Print the entries that appear below, exactly as written and without their pictures.

- [Dataset]:
···
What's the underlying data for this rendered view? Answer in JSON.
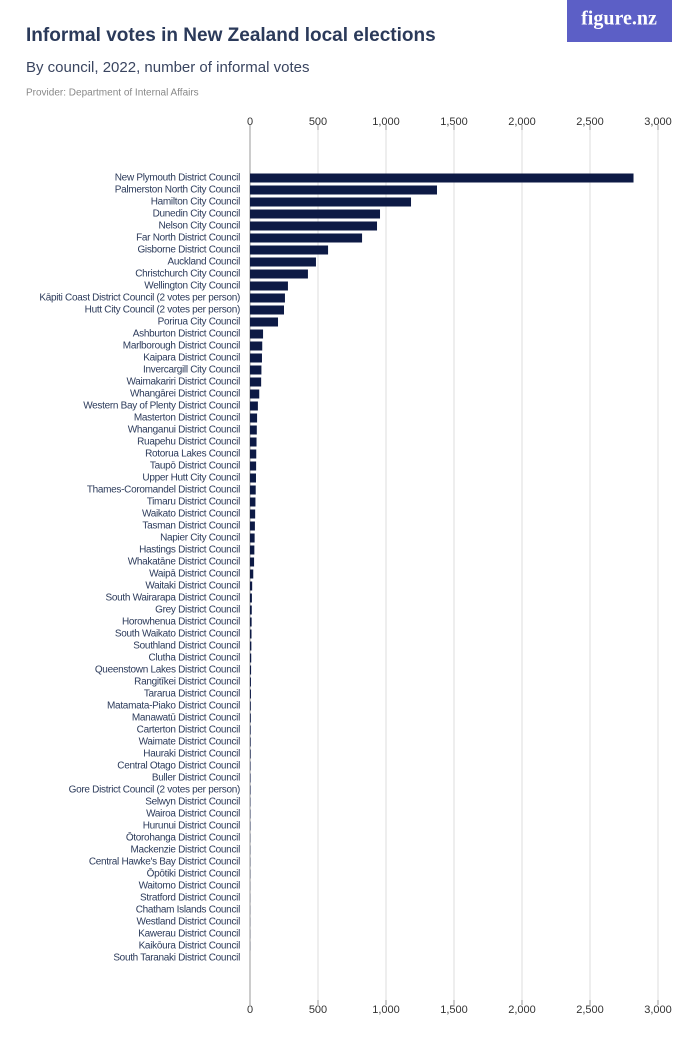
{
  "chart_data": {
    "type": "bar",
    "orientation": "horizontal",
    "title": "Informal votes in New Zealand local elections",
    "subtitle": "By council, 2022, number of informal votes",
    "source": "Provider: Department of Internal Affairs",
    "logo": "figure.nz",
    "color": "#0d1a45",
    "grid": true,
    "xlim": [
      0,
      3000
    ],
    "xticks": [
      0,
      500,
      {
        "value": 1000,
        "label": "1,000"
      },
      {
        "value": 1500,
        "label": "1,500"
      },
      {
        "value": 2000,
        "label": "2,000"
      },
      {
        "value": 2500,
        "label": "2,500"
      },
      {
        "value": 3000,
        "label": "3,000"
      }
    ],
    "categories": [
      "New Plymouth District Council",
      "Palmerston North City Council",
      "Hamilton City Council",
      "Dunedin City Council",
      "Nelson City Council",
      "Far North District Council",
      "Gisborne District Council",
      "Auckland Council",
      "Christchurch City Council",
      "Wellington City Council",
      "Kāpiti Coast District Council (2 votes per person)",
      "Hutt City Council (2 votes per person)",
      "Porirua City Council",
      "Ashburton District Council",
      "Marlborough District Council",
      "Kaipara District Council",
      "Invercargill City Council",
      "Waimakariri District Council",
      "Whangārei District Council",
      "Western Bay of Plenty District Council",
      "Masterton District Council",
      "Whanganui District Council",
      "Ruapehu District Council",
      "Rotorua Lakes Council",
      "Taupō District Council",
      "Upper Hutt City Council",
      "Thames-Coromandel District Council",
      "Timaru District Council",
      "Waikato District Council",
      "Tasman District Council",
      "Napier City Council",
      "Hastings District Council",
      "Whakatāne District Council",
      "Waipā District Council",
      "Waitaki District Council",
      "South Wairarapa District Council",
      "Grey District Council",
      "Horowhenua District Council",
      "South Waikato District Council",
      "Southland District Council",
      "Clutha District Council",
      "Queenstown Lakes District Council",
      "Rangitīkei District Council",
      "Tararua District Council",
      "Matamata-Piako District Council",
      "Manawatū District Council",
      "Carterton District Council",
      "Waimate District Council",
      "Hauraki District Council",
      "Central Otago District Council",
      "Buller District Council",
      "Gore District Council (2 votes per person)",
      "Selwyn District Council",
      "Wairoa District Council",
      "Hurunui District Council",
      "Ōtorohanga District Council",
      "Mackenzie District Council",
      "Central Hawke's Bay District Council",
      "Ōpōtiki District Council",
      "Waitomo District Council",
      "Stratford District Council",
      "Chatham Islands Council",
      "Westland District Council",
      "Kawerau District Council",
      "Kaikōura District Council",
      "South Taranaki District Council"
    ],
    "values": [
      2820,
      1375,
      1184,
      956,
      934,
      824,
      574,
      485,
      426,
      279,
      257,
      250,
      206,
      96,
      90,
      88,
      84,
      82,
      68,
      58,
      52,
      50,
      48,
      46,
      45,
      44,
      42,
      40,
      38,
      36,
      34,
      32,
      30,
      24,
      16,
      14,
      13,
      12,
      11,
      10,
      9,
      8,
      7,
      7,
      6,
      6,
      5,
      5,
      5,
      4,
      4,
      4,
      3,
      3,
      3,
      2,
      2,
      2,
      2,
      1,
      1,
      1,
      1,
      1,
      1,
      0
    ]
  }
}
···
- [Exercise result]:
What's the underlying data for this rendered view? Answer in JSON.
{
  "chart_data": {
    "type": "bar",
    "orientation": "horizontal",
    "title": "Informal votes in New Zealand local elections",
    "subtitle": "By council, 2022, number of informal votes",
    "source": "Provider: Department of Internal Affairs",
    "logo": "figure.nz",
    "color": "#0d1a45",
    "grid": true,
    "xlim": [
      0,
      3000
    ],
    "xticks": [
      0,
      500,
      {
        "value": 1000,
        "label": "1,000"
      },
      {
        "value": 1500,
        "label": "1,500"
      },
      {
        "value": 2000,
        "label": "2,000"
      },
      {
        "value": 2500,
        "label": "2,500"
      },
      {
        "value": 3000,
        "label": "3,000"
      }
    ],
    "categories": [
      "New Plymouth District Council",
      "Palmerston North City Council",
      "Hamilton City Council",
      "Dunedin City Council",
      "Nelson City Council",
      "Far North District Council",
      "Gisborne District Council",
      "Auckland Council",
      "Christchurch City Council",
      "Wellington City Council",
      "Kāpiti Coast District Council (2 votes per person)",
      "Hutt City Council (2 votes per person)",
      "Porirua City Council",
      "Ashburton District Council",
      "Marlborough District Council",
      "Kaipara District Council",
      "Invercargill City Council",
      "Waimakariri District Council",
      "Whangārei District Council",
      "Western Bay of Plenty District Council",
      "Masterton District Council",
      "Whanganui District Council",
      "Ruapehu District Council",
      "Rotorua Lakes Council",
      "Taupō District Council",
      "Upper Hutt City Council",
      "Thames-Coromandel District Council",
      "Timaru District Council",
      "Waikato District Council",
      "Tasman District Council",
      "Napier City Council",
      "Hastings District Council",
      "Whakatāne District Council",
      "Waipā District Council",
      "Waitaki District Council",
      "South Wairarapa District Council",
      "Grey District Council",
      "Horowhenua District Council",
      "South Waikato District Council",
      "Southland District Council",
      "Clutha District Council",
      "Queenstown Lakes District Council",
      "Rangitīkei District Council",
      "Tararua District Council",
      "Matamata-Piako District Council",
      "Manawatū District Council",
      "Carterton District Council",
      "Waimate District Council",
      "Hauraki District Council",
      "Central Otago District Council",
      "Buller District Council",
      "Gore District Council (2 votes per person)",
      "Selwyn District Council",
      "Wairoa District Council",
      "Hurunui District Council",
      "Ōtorohanga District Council",
      "Mackenzie District Council",
      "Central Hawke's Bay District Council",
      "Ōpōtiki District Council",
      "Waitomo District Council",
      "Stratford District Council",
      "Chatham Islands Council",
      "Westland District Council",
      "Kawerau District Council",
      "Kaikōura District Council",
      "South Taranaki District Council"
    ],
    "values": [
      2820,
      1375,
      1184,
      956,
      934,
      824,
      574,
      485,
      426,
      279,
      257,
      250,
      206,
      96,
      90,
      88,
      84,
      82,
      68,
      58,
      52,
      50,
      48,
      46,
      45,
      44,
      42,
      40,
      38,
      36,
      34,
      32,
      30,
      24,
      16,
      14,
      13,
      12,
      11,
      10,
      9,
      8,
      7,
      7,
      6,
      6,
      5,
      5,
      5,
      4,
      4,
      4,
      3,
      3,
      3,
      2,
      2,
      2,
      2,
      1,
      1,
      1,
      1,
      1,
      1,
      0
    ]
  }
}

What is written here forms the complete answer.